%%

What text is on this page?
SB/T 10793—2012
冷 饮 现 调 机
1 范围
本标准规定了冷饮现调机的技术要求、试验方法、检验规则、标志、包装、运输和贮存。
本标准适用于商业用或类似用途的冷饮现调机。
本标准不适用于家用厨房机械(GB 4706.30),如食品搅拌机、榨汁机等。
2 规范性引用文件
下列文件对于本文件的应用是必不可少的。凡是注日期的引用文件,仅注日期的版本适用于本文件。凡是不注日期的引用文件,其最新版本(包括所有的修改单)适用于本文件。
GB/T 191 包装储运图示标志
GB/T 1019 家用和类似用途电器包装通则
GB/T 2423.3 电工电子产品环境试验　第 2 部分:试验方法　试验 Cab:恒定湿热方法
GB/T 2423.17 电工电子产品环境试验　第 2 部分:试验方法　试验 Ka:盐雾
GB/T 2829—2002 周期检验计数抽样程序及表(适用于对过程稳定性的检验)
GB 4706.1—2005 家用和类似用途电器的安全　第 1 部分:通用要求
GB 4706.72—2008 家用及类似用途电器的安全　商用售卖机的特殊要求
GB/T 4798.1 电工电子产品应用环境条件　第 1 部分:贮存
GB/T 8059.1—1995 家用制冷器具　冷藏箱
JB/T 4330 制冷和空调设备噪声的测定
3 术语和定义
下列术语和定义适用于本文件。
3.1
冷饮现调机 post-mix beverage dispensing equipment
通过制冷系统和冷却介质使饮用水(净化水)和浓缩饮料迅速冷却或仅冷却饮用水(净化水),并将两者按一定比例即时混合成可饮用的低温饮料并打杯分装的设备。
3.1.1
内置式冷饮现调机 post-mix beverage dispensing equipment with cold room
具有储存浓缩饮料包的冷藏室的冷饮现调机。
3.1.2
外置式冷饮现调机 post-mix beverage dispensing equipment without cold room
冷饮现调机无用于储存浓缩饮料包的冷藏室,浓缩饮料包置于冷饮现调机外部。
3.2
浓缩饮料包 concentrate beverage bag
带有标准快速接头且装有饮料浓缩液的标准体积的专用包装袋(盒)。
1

%%
%%

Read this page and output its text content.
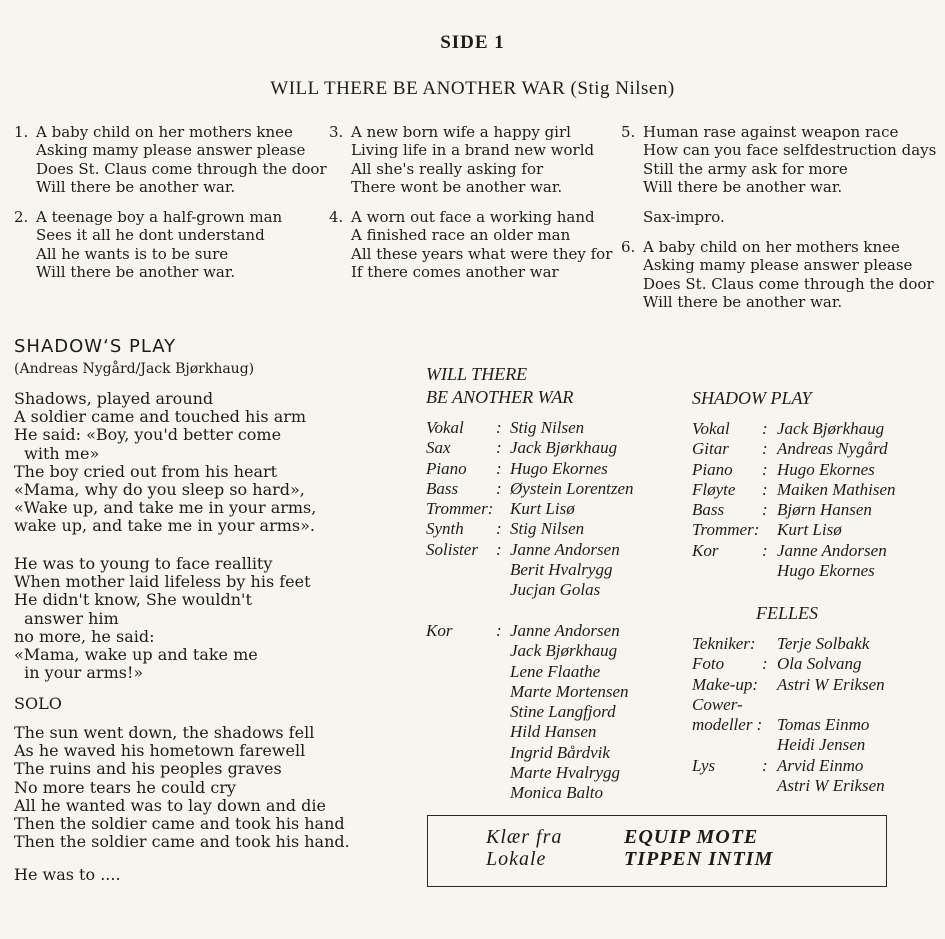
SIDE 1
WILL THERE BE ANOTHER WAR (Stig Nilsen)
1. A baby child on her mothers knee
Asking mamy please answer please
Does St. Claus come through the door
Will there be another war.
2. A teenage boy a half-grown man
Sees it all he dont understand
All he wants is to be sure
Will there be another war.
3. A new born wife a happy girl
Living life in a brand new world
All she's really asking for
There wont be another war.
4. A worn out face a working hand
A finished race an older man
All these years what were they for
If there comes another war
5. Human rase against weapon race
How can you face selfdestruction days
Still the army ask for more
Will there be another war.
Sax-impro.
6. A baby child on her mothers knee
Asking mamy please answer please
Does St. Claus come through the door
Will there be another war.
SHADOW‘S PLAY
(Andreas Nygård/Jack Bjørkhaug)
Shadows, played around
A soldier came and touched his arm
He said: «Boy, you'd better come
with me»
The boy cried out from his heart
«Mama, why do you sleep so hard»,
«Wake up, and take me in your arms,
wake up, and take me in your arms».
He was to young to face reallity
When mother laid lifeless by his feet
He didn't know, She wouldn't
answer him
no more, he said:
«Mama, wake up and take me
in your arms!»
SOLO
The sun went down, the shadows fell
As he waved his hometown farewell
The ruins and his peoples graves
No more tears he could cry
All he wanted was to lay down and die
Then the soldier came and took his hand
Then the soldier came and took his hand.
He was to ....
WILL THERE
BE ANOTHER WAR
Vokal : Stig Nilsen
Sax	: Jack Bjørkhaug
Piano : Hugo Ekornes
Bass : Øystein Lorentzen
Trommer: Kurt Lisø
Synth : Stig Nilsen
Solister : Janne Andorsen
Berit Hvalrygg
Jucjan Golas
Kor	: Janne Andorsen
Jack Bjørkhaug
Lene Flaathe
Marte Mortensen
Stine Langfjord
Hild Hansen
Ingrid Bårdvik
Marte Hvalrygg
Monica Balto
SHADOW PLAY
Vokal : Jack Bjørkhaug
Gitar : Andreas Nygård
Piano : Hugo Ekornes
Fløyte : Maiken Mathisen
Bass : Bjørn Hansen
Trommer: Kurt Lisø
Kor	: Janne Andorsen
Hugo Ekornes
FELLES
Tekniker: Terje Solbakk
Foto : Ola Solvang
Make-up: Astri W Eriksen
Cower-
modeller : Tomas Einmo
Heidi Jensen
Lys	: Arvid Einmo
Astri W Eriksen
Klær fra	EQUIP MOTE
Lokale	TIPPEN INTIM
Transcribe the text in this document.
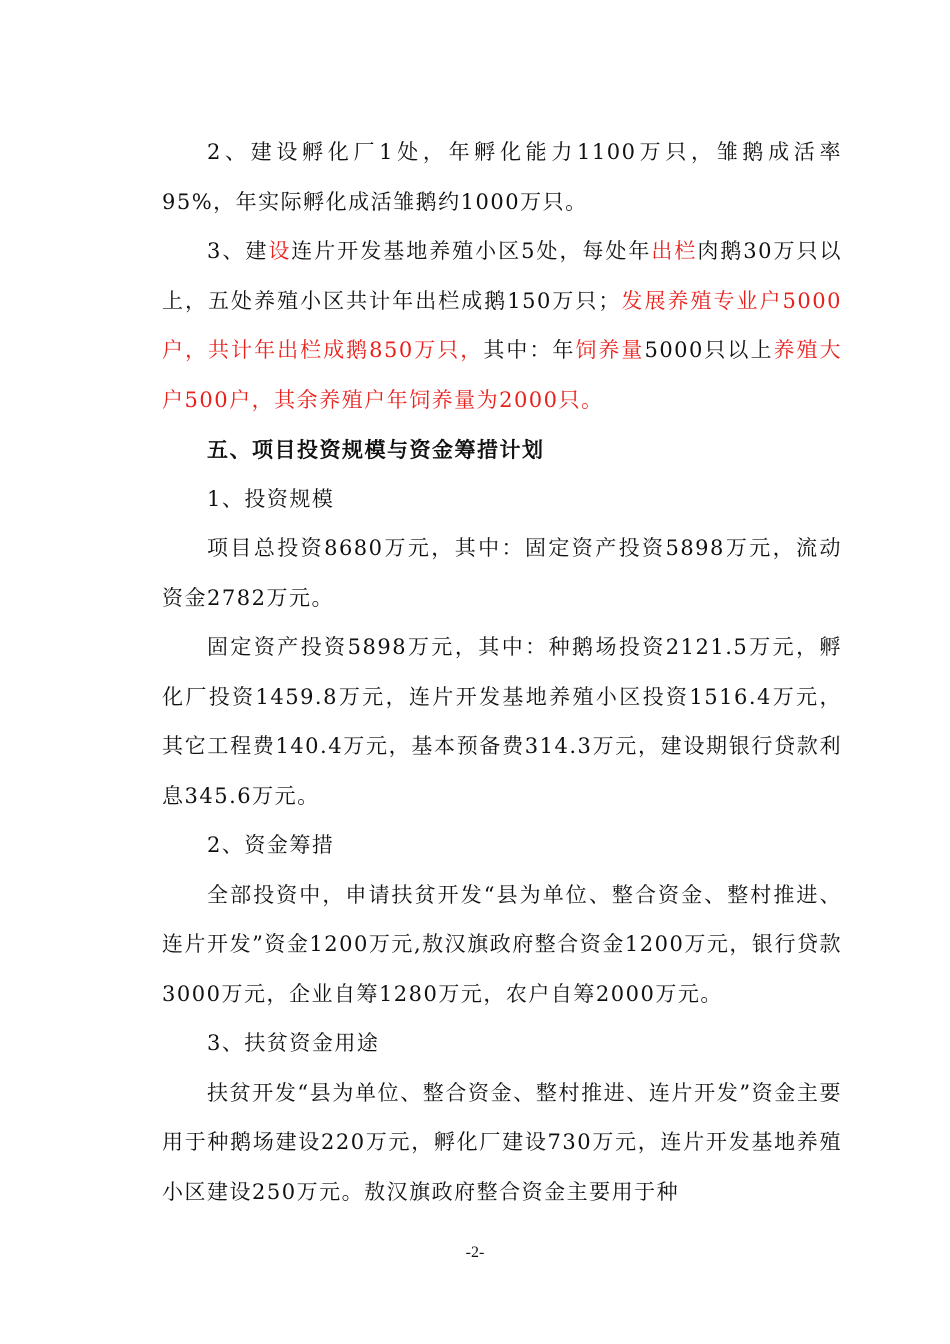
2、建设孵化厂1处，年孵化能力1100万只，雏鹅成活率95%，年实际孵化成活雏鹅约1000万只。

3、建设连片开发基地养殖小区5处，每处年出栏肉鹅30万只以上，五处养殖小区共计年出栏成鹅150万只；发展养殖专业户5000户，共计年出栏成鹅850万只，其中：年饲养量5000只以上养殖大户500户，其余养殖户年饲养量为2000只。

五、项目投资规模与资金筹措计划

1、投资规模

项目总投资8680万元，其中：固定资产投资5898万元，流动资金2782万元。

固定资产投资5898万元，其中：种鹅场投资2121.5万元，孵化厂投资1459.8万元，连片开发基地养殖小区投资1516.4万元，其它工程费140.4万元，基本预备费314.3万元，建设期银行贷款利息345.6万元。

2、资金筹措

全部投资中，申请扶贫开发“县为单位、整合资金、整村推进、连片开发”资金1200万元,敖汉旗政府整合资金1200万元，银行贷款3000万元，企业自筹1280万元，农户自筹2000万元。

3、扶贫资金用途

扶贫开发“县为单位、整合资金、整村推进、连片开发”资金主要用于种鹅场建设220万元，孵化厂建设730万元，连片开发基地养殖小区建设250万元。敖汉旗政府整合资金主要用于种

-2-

%%
%%

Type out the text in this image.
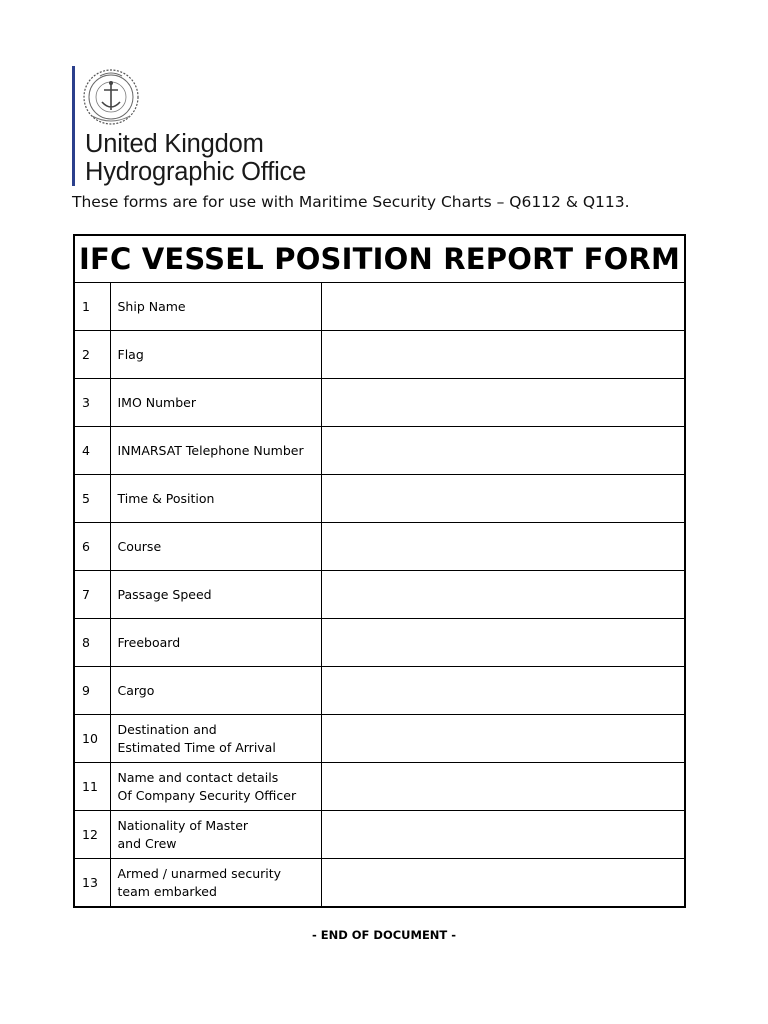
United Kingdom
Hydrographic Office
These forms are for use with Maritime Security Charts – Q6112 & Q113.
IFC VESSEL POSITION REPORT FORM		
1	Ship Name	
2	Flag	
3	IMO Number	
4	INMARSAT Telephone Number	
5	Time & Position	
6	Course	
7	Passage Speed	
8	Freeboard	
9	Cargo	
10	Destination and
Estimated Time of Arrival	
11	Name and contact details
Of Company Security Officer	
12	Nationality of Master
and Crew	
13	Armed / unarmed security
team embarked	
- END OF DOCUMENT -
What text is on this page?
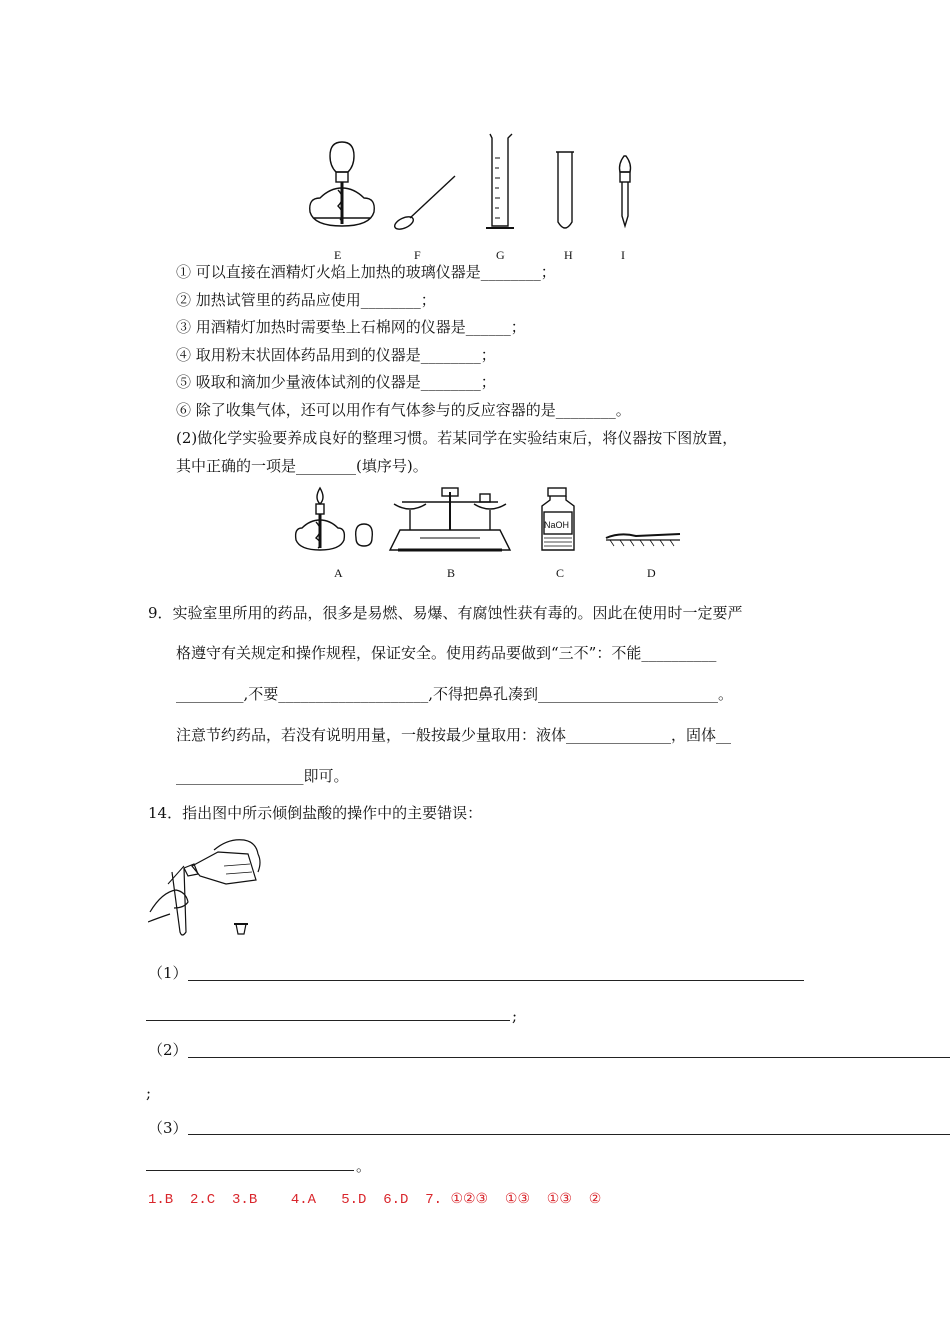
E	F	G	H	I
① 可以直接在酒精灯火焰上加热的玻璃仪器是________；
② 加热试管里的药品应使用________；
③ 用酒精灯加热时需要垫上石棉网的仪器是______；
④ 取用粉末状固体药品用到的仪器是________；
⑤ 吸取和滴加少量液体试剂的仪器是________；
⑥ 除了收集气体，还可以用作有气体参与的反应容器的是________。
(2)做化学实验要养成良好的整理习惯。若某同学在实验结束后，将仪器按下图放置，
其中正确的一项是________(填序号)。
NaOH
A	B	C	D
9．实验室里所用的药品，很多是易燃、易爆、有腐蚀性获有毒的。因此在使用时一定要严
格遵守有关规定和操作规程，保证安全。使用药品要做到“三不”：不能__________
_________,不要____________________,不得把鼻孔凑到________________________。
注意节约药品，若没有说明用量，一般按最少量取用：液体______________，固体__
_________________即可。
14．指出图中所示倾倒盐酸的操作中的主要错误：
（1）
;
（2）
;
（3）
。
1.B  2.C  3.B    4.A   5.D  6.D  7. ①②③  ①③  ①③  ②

%%

List all lines in the material containing the string "text".

What text is on this page?
Read this page and output its text content.
Transcribe the text in this document.
Type out the text in this image.
What text is on this page?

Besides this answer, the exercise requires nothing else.